## [Task brief]
Copy the records word for word, from the first line through the line containing "x-tick-label: 2: [611, 544, 619, 558]".

## [Excerpted data]
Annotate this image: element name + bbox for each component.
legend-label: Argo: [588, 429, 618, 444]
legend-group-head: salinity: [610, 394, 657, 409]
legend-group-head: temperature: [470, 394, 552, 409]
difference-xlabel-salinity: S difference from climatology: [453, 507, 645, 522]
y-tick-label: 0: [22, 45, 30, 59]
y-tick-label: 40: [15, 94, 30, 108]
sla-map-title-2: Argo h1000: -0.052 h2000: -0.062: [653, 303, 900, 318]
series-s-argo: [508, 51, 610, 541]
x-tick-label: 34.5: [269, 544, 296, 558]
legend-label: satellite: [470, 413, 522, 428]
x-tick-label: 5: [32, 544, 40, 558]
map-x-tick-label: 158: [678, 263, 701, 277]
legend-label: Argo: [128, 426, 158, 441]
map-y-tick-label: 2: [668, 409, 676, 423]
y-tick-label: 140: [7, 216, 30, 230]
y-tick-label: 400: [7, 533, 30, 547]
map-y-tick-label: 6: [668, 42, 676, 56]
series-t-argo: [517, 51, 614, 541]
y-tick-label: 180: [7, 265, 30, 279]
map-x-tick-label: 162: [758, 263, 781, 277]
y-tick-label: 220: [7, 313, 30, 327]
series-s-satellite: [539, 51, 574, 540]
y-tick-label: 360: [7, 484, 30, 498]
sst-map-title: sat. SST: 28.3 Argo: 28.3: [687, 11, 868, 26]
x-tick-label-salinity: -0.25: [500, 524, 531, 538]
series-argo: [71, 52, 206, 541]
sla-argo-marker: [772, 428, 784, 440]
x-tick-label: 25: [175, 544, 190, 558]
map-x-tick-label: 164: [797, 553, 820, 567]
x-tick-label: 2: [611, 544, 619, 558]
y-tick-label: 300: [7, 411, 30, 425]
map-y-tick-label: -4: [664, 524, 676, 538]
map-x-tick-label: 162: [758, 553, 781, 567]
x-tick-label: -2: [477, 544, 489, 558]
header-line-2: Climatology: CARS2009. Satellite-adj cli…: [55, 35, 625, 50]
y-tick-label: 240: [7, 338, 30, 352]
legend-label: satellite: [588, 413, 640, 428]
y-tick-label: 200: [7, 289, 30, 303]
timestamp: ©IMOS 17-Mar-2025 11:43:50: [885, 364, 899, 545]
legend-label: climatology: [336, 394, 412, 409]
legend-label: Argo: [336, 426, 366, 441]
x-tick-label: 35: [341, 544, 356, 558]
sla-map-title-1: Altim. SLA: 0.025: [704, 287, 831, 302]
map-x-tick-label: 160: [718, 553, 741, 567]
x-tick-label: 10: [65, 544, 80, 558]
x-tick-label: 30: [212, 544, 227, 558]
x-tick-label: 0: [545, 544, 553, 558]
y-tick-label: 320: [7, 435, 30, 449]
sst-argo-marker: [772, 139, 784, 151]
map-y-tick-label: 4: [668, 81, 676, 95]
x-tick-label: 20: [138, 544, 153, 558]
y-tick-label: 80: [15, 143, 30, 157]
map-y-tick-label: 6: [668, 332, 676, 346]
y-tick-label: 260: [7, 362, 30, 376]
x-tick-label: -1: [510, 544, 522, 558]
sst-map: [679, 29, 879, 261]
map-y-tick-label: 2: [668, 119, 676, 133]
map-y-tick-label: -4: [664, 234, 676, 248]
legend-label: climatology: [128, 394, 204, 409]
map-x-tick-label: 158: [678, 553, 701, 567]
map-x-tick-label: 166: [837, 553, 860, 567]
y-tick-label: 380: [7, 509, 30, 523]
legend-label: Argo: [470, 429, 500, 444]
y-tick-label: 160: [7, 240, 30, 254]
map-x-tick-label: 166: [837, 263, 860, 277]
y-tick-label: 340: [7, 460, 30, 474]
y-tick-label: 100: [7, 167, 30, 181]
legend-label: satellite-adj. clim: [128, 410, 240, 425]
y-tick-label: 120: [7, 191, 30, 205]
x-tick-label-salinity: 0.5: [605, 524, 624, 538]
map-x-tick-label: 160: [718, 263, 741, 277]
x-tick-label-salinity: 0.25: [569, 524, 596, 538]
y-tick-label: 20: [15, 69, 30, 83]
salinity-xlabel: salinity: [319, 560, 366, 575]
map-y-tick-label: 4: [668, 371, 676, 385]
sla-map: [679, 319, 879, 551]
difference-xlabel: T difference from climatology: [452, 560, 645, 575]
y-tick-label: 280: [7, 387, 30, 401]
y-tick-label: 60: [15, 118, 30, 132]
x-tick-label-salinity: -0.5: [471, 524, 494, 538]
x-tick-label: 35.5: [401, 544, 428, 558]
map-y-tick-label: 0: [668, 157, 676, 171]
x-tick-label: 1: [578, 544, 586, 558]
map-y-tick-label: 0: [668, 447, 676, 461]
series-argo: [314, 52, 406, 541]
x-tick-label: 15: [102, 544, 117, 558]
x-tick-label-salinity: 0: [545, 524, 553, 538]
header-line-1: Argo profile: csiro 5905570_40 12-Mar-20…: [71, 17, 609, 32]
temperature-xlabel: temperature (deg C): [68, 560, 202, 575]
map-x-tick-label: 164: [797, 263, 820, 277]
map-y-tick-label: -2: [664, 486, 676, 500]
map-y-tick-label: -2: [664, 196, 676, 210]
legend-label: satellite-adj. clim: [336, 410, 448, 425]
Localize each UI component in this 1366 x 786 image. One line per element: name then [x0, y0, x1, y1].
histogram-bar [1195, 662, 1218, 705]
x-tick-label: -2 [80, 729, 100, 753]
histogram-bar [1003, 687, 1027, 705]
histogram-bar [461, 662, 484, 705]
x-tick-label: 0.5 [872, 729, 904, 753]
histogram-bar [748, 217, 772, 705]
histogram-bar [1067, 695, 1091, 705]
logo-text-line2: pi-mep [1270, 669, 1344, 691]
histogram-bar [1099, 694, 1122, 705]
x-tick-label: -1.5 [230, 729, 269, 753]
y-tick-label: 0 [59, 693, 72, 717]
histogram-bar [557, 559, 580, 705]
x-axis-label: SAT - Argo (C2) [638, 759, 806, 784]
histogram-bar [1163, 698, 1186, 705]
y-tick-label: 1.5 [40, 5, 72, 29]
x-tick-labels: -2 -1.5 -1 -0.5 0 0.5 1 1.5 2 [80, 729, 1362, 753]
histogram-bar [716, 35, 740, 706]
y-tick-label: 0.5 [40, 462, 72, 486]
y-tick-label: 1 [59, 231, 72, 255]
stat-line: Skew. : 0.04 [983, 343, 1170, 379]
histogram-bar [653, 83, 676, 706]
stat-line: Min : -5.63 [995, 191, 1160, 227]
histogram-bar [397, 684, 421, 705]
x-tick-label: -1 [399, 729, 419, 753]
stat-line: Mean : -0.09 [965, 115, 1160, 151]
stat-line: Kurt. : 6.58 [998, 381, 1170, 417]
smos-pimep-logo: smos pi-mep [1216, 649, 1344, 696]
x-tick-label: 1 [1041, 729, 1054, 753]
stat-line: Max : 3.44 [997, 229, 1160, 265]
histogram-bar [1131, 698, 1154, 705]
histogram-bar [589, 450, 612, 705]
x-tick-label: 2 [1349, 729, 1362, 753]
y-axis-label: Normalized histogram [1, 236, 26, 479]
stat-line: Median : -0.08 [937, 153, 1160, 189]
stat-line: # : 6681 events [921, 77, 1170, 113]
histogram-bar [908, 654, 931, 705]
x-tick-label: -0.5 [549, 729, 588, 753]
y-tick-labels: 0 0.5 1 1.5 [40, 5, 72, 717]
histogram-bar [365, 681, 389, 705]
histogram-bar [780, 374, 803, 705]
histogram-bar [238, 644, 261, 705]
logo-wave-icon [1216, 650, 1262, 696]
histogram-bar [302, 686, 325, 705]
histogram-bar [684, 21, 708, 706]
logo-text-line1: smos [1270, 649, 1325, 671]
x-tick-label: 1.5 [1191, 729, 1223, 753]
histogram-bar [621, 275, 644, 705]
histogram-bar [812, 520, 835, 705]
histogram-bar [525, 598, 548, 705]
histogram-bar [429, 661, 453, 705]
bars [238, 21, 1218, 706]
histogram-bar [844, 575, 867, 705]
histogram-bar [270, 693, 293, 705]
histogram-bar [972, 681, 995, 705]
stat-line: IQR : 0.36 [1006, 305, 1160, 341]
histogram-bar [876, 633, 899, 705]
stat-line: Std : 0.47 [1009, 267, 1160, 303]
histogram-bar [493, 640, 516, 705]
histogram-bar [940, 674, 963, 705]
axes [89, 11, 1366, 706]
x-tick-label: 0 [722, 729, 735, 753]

## [Output for this task]
Annotate this image: element name + bbox for each component.
legend-label: Argo: [588, 429, 618, 444]
legend-group-head: salinity: [610, 394, 657, 409]
legend-group-head: temperature: [470, 394, 552, 409]
difference-xlabel-salinity: S difference from climatology: [453, 507, 645, 522]
y-tick-label: 0: [22, 45, 30, 59]
y-tick-label: 40: [15, 94, 30, 108]
sla-map-title-2: Argo h1000: -0.052 h2000: -0.062: [653, 303, 900, 318]
series-s-argo: [508, 51, 610, 541]
x-tick-label: 34.5: [269, 544, 296, 558]
legend-label: satellite: [470, 413, 522, 428]
x-tick-label: 5: [32, 544, 40, 558]
map-x-tick-label: 158: [678, 263, 701, 277]
legend-label: Argo: [128, 426, 158, 441]
map-y-tick-label: 2: [668, 409, 676, 423]
y-tick-label: 140: [7, 216, 30, 230]
y-tick-label: 400: [7, 533, 30, 547]
map-y-tick-label: 6: [668, 42, 676, 56]
series-t-argo: [517, 51, 614, 541]
y-tick-label: 180: [7, 265, 30, 279]
map-x-tick-label: 162: [758, 263, 781, 277]
y-tick-label: 220: [7, 313, 30, 327]
series-s-satellite: [539, 51, 574, 540]
y-tick-label: 360: [7, 484, 30, 498]
sst-map-title: sat. SST: 28.3 Argo: 28.3: [687, 11, 868, 26]
x-tick-label-salinity: -0.25: [500, 524, 531, 538]
series-argo: [71, 52, 206, 541]
sla-argo-marker: [772, 428, 784, 440]
x-tick-label: 25: [175, 544, 190, 558]
map-x-tick-label: 164: [797, 553, 820, 567]
x-tick-label: 2: [611, 544, 619, 558]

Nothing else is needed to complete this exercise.